◆ **Exercise material**:
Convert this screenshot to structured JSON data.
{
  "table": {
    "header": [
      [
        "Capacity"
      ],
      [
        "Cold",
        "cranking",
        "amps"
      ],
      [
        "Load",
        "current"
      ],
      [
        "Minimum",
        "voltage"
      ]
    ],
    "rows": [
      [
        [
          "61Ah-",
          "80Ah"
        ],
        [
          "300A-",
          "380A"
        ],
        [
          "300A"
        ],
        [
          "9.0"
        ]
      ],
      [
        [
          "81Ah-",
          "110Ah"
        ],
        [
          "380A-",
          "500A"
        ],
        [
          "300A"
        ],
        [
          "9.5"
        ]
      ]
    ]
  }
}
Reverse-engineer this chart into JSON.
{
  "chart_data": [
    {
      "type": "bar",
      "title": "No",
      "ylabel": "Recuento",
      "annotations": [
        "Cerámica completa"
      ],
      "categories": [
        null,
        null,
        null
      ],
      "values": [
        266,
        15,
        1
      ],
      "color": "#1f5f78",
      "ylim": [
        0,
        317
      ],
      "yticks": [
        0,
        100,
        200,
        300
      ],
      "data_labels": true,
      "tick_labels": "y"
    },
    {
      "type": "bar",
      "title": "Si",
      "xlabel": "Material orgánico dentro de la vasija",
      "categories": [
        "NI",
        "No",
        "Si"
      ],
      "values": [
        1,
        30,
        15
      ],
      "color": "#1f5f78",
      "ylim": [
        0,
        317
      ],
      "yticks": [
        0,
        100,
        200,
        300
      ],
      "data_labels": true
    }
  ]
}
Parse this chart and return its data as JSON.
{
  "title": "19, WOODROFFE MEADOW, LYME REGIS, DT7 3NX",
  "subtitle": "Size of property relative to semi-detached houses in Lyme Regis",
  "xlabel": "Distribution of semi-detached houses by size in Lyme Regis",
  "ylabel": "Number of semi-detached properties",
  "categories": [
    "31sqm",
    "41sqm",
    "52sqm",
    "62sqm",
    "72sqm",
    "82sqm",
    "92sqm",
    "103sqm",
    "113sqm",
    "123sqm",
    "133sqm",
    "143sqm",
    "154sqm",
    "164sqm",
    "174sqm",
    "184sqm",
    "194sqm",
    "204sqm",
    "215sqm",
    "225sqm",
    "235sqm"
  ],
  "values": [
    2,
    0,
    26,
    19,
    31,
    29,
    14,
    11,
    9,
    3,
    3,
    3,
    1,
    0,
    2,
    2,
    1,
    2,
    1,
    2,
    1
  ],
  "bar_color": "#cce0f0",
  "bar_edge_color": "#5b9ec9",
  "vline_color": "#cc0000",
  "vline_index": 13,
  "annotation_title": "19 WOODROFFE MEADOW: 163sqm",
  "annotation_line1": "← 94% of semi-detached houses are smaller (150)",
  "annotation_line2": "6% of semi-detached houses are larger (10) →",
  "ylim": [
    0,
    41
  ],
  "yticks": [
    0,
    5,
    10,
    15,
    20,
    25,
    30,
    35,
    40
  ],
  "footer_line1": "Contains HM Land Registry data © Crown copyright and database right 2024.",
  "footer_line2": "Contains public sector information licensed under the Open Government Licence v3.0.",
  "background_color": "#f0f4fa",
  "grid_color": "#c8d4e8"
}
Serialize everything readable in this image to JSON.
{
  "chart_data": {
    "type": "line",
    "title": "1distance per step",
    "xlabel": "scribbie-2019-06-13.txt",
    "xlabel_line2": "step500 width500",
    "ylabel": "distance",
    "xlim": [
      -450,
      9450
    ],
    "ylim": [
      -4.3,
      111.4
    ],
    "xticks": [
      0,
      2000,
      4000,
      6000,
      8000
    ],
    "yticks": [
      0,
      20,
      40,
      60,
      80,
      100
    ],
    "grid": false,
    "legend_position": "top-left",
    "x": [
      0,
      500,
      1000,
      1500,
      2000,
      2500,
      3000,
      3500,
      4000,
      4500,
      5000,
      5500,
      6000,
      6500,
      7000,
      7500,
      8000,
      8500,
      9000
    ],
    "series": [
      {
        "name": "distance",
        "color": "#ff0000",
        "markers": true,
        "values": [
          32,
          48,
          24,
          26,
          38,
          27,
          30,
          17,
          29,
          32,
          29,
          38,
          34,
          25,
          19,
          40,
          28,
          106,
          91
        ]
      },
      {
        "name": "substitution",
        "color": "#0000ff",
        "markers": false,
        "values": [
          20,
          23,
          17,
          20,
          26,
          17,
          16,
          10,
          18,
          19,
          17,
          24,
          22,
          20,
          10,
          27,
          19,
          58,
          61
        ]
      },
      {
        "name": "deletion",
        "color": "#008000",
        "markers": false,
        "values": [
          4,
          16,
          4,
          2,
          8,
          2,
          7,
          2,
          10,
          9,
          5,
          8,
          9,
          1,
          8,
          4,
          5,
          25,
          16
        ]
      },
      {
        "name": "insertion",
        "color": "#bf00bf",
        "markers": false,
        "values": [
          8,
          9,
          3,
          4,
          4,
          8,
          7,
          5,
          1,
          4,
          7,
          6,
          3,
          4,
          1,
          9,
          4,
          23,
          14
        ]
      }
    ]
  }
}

◆ **What is expected**: Produce a verbatim transcription of the entries above.

◆ **Response below**:
Convert this screenshot to structured JSON data.
{
  "table": {
    "header": [
      [
        "Capacity"
      ],
      [
        "Cold",
        "cranking",
        "amps"
      ],
      [
        "Load",
        "current"
      ],
      [
        "Minimum",
        "voltage"
      ]
    ],
    "rows": [
      [
        [
          "61Ah-",
          "80Ah"
        ],
        [
          "300A-",
          "380A"
        ],
        [
          "300A"
        ],
        [
          "9.0"
        ]
      ],
      [
        [
          "81Ah-",
          "110Ah"
        ],
        [
          "380A-",
          "500A"
        ],
        [
          "300A"
        ],
        [
          "9.5"
        ]
      ]
    ]
  }
}
Reverse-engineer this chart into JSON.
{
  "chart_data": [
    {
      "type": "bar",
      "title": "No",
      "ylabel": "Recuento",
      "annotations": [
        "Cerámica completa"
      ],
      "categories": [
        null,
        null,
        null
      ],
      "values": [
        266,
        15,
        1
      ],
      "color": "#1f5f78",
      "ylim": [
        0,
        317
      ],
      "yticks": [
        0,
        100,
        200,
        300
      ],
      "data_labels": true,
      "tick_labels": "y"
    },
    {
      "type": "bar",
      "title": "Si",
      "xlabel": "Material orgánico dentro de la vasija",
      "categories": [
        "NI",
        "No",
        "Si"
      ],
      "values": [
        1,
        30,
        15
      ],
      "color": "#1f5f78",
      "ylim": [
        0,
        317
      ],
      "yticks": [
        0,
        100,
        200,
        300
      ],
      "data_labels": true
    }
  ]
}
Parse this chart and return its data as JSON.
{
  "title": "19, WOODROFFE MEADOW, LYME REGIS, DT7 3NX",
  "subtitle": "Size of property relative to semi-detached houses in Lyme Regis",
  "xlabel": "Distribution of semi-detached houses by size in Lyme Regis",
  "ylabel": "Number of semi-detached properties",
  "categories": [
    "31sqm",
    "41sqm",
    "52sqm",
    "62sqm",
    "72sqm",
    "82sqm",
    "92sqm",
    "103sqm",
    "113sqm",
    "123sqm",
    "133sqm",
    "143sqm",
    "154sqm",
    "164sqm",
    "174sqm",
    "184sqm",
    "194sqm",
    "204sqm",
    "215sqm",
    "225sqm",
    "235sqm"
  ],
  "values": [
    2,
    0,
    26,
    19,
    31,
    29,
    14,
    11,
    9,
    3,
    3,
    3,
    1,
    0,
    2,
    2,
    1,
    2,
    1,
    2,
    1
  ],
  "bar_color": "#cce0f0",
  "bar_edge_color": "#5b9ec9",
  "vline_color": "#cc0000",
  "vline_index": 13,
  "annotation_title": "19 WOODROFFE MEADOW: 163sqm",
  "annotation_line1": "← 94% of semi-detached houses are smaller (150)",
  "annotation_line2": "6% of semi-detached houses are larger (10) →",
  "ylim": [
    0,
    41
  ],
  "yticks": [
    0,
    5,
    10,
    15,
    20,
    25,
    30,
    35,
    40
  ],
  "footer_line1": "Contains HM Land Registry data © Crown copyright and database right 2024.",
  "footer_line2": "Contains public sector information licensed under the Open Government Licence v3.0.",
  "background_color": "#f0f4fa",
  "grid_color": "#c8d4e8"
}
Serialize everything readable in this image to JSON.
{
  "chart_data": {
    "type": "line",
    "title": "1distance per step",
    "xlabel": "scribbie-2019-06-13.txt",
    "xlabel_line2": "step500 width500",
    "ylabel": "distance",
    "xlim": [
      -450,
      9450
    ],
    "ylim": [
      -4.3,
      111.4
    ],
    "xticks": [
      0,
      2000,
      4000,
      6000,
      8000
    ],
    "yticks": [
      0,
      20,
      40,
      60,
      80,
      100
    ],
    "grid": false,
    "legend_position": "top-left",
    "x": [
      0,
      500,
      1000,
      1500,
      2000,
      2500,
      3000,
      3500,
      4000,
      4500,
      5000,
      5500,
      6000,
      6500,
      7000,
      7500,
      8000,
      8500,
      9000
    ],
    "series": [
      {
        "name": "distance",
        "color": "#ff0000",
        "markers": true,
        "values": [
          32,
          48,
          24,
          26,
          38,
          27,
          30,
          17,
          29,
          32,
          29,
          38,
          34,
          25,
          19,
          40,
          28,
          106,
          91
        ]
      },
      {
        "name": "substitution",
        "color": "#0000ff",
        "markers": false,
        "values": [
          20,
          23,
          17,
          20,
          26,
          17,
          16,
          10,
          18,
          19,
          17,
          24,
          22,
          20,
          10,
          27,
          19,
          58,
          61
        ]
      },
      {
        "name": "deletion",
        "color": "#008000",
        "markers": false,
        "values": [
          4,
          16,
          4,
          2,
          8,
          2,
          7,
          2,
          10,
          9,
          5,
          8,
          9,
          1,
          8,
          4,
          5,
          25,
          16
        ]
      },
      {
        "name": "insertion",
        "color": "#bf00bf",
        "markers": false,
        "values": [
          8,
          9,
          3,
          4,
          4,
          8,
          7,
          5,
          1,
          4,
          7,
          6,
          3,
          4,
          1,
          9,
          4,
          23,
          14
        ]
      }
    ]
  }
}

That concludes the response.